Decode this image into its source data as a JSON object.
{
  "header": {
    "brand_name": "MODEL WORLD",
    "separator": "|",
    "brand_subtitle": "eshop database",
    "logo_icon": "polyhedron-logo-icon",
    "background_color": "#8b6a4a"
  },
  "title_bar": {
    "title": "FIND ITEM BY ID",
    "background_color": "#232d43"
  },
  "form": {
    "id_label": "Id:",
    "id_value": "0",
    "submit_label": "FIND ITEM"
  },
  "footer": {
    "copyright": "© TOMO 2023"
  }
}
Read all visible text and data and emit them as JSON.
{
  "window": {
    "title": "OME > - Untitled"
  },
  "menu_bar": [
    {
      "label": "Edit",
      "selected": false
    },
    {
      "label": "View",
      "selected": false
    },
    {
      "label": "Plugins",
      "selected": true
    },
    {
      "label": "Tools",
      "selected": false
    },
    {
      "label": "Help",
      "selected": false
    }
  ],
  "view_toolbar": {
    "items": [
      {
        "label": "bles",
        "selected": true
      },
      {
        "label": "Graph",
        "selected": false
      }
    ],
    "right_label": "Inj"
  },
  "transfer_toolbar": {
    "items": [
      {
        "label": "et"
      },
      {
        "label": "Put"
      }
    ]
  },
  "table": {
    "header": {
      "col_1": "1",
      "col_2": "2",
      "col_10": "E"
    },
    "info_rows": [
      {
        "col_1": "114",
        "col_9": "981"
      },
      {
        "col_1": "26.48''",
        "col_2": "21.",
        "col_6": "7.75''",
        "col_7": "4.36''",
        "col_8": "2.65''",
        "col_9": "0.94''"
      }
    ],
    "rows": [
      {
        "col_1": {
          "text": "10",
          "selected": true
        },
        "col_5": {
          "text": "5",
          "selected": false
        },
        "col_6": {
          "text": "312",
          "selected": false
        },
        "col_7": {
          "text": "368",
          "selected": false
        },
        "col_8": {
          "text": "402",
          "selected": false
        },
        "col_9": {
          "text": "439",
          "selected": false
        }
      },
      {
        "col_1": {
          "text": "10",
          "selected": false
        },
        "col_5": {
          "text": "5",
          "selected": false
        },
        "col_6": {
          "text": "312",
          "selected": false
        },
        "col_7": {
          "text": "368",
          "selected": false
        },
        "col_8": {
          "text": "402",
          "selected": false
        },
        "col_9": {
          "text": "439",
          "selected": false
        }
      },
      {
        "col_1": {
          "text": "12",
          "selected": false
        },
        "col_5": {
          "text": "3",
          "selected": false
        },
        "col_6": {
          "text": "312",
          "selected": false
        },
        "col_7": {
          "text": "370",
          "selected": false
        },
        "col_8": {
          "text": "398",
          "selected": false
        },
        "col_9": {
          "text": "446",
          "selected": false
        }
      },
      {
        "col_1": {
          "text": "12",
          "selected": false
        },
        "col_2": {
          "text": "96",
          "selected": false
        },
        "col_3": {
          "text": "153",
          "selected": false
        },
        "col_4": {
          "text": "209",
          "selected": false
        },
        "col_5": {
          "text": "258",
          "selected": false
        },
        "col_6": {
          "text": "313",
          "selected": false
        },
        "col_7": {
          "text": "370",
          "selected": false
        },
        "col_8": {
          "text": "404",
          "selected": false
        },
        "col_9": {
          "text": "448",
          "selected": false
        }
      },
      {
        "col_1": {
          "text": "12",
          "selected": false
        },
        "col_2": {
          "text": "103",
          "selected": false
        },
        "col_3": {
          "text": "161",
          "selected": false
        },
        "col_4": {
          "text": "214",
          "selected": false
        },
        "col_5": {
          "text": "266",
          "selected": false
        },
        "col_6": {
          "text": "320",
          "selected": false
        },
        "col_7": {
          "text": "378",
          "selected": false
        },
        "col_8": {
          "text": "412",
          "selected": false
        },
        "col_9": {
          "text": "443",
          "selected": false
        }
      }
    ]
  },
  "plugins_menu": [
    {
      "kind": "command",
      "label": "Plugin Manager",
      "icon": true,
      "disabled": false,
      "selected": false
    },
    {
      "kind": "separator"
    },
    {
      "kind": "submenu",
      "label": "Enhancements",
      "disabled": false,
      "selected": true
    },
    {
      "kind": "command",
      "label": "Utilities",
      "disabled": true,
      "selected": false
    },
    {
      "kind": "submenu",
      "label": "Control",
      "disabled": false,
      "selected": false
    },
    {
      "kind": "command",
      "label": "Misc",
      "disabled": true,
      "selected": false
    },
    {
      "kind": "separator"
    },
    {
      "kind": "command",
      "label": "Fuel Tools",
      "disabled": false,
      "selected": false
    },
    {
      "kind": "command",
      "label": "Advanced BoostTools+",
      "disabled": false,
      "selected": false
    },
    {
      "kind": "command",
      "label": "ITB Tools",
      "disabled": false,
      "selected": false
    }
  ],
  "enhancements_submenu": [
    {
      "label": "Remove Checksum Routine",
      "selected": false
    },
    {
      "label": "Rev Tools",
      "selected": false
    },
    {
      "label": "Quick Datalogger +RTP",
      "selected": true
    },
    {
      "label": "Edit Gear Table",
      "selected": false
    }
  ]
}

============================================================

Write out every record verbatim.

**Task solution:**
Decode this image into its source data as a JSON object.
{
  "header": {
    "brand_name": "MODEL WORLD",
    "separator": "|",
    "brand_subtitle": "eshop database",
    "logo_icon": "polyhedron-logo-icon",
    "background_color": "#8b6a4a"
  },
  "title_bar": {
    "title": "FIND ITEM BY ID",
    "background_color": "#232d43"
  },
  "form": {
    "id_label": "Id:",
    "id_value": "0",
    "submit_label": "FIND ITEM"
  },
  "footer": {
    "copyright": "© TOMO 2023"
  }
}
Read all visible text and data and emit them as JSON.
{
  "window": {
    "title": "OME > - Untitled"
  },
  "menu_bar": [
    {
      "label": "Edit",
      "selected": false
    },
    {
      "label": "View",
      "selected": false
    },
    {
      "label": "Plugins",
      "selected": true
    },
    {
      "label": "Tools",
      "selected": false
    },
    {
      "label": "Help",
      "selected": false
    }
  ],
  "view_toolbar": {
    "items": [
      {
        "label": "bles",
        "selected": true
      },
      {
        "label": "Graph",
        "selected": false
      }
    ],
    "right_label": "Inj"
  },
  "transfer_toolbar": {
    "items": [
      {
        "label": "et"
      },
      {
        "label": "Put"
      }
    ]
  },
  "table": {
    "header": {
      "col_1": "1",
      "col_2": "2",
      "col_10": "E"
    },
    "info_rows": [
      {
        "col_1": "114",
        "col_9": "981"
      },
      {
        "col_1": "26.48''",
        "col_2": "21.",
        "col_6": "7.75''",
        "col_7": "4.36''",
        "col_8": "2.65''",
        "col_9": "0.94''"
      }
    ],
    "rows": [
      {
        "col_1": {
          "text": "10",
          "selected": true
        },
        "col_5": {
          "text": "5",
          "selected": false
        },
        "col_6": {
          "text": "312",
          "selected": false
        },
        "col_7": {
          "text": "368",
          "selected": false
        },
        "col_8": {
          "text": "402",
          "selected": false
        },
        "col_9": {
          "text": "439",
          "selected": false
        }
      },
      {
        "col_1": {
          "text": "10",
          "selected": false
        },
        "col_5": {
          "text": "5",
          "selected": false
        },
        "col_6": {
          "text": "312",
          "selected": false
        },
        "col_7": {
          "text": "368",
          "selected": false
        },
        "col_8": {
          "text": "402",
          "selected": false
        },
        "col_9": {
          "text": "439",
          "selected": false
        }
      },
      {
        "col_1": {
          "text": "12",
          "selected": false
        },
        "col_5": {
          "text": "3",
          "selected": false
        },
        "col_6": {
          "text": "312",
          "selected": false
        },
        "col_7": {
          "text": "370",
          "selected": false
        },
        "col_8": {
          "text": "398",
          "selected": false
        },
        "col_9": {
          "text": "446",
          "selected": false
        }
      },
      {
        "col_1": {
          "text": "12",
          "selected": false
        },
        "col_2": {
          "text": "96",
          "selected": false
        },
        "col_3": {
          "text": "153",
          "selected": false
        },
        "col_4": {
          "text": "209",
          "selected": false
        },
        "col_5": {
          "text": "258",
          "selected": false
        },
        "col_6": {
          "text": "313",
          "selected": false
        },
        "col_7": {
          "text": "370",
          "selected": false
        },
        "col_8": {
          "text": "404",
          "selected": false
        },
        "col_9": {
          "text": "448",
          "selected": false
        }
      },
      {
        "col_1": {
          "text": "12",
          "selected": false
        },
        "col_2": {
          "text": "103",
          "selected": false
        },
        "col_3": {
          "text": "161",
          "selected": false
        },
        "col_4": {
          "text": "214",
          "selected": false
        },
        "col_5": {
          "text": "266",
          "selected": false
        },
        "col_6": {
          "text": "320",
          "selected": false
        },
        "col_7": {
          "text": "378",
          "selected": false
        },
        "col_8": {
          "text": "412",
          "selected": false
        },
        "col_9": {
          "text": "443",
          "selected": false
        }
      }
    ]
  },
  "plugins_menu": [
    {
      "kind": "command",
      "label": "Plugin Manager",
      "icon": true,
      "disabled": false,
      "selected": false
    },
    {
      "kind": "separator"
    },
    {
      "kind": "submenu",
      "label": "Enhancements",
      "disabled": false,
      "selected": true
    },
    {
      "kind": "command",
      "label": "Utilities",
      "disabled": true,
      "selected": false
    },
    {
      "kind": "submenu",
      "label": "Control",
      "disabled": false,
      "selected": false
    },
    {
      "kind": "command",
      "label": "Misc",
      "disabled": true,
      "selected": false
    },
    {
      "kind": "separator"
    },
    {
      "kind": "command",
      "label": "Fuel Tools",
      "disabled": false,
      "selected": false
    },
    {
      "kind": "command",
      "label": "Advanced BoostTools+",
      "disabled": false,
      "selected": false
    },
    {
      "kind": "command",
      "label": "ITB Tools",
      "disabled": false,
      "selected": false
    }
  ],
  "enhancements_submenu": [
    {
      "label": "Remove Checksum Routine",
      "selected": false
    },
    {
      "label": "Rev Tools",
      "selected": false
    },
    {
      "label": "Quick Datalogger +RTP",
      "selected": true
    },
    {
      "label": "Edit Gear Table",
      "selected": false
    }
  ]
}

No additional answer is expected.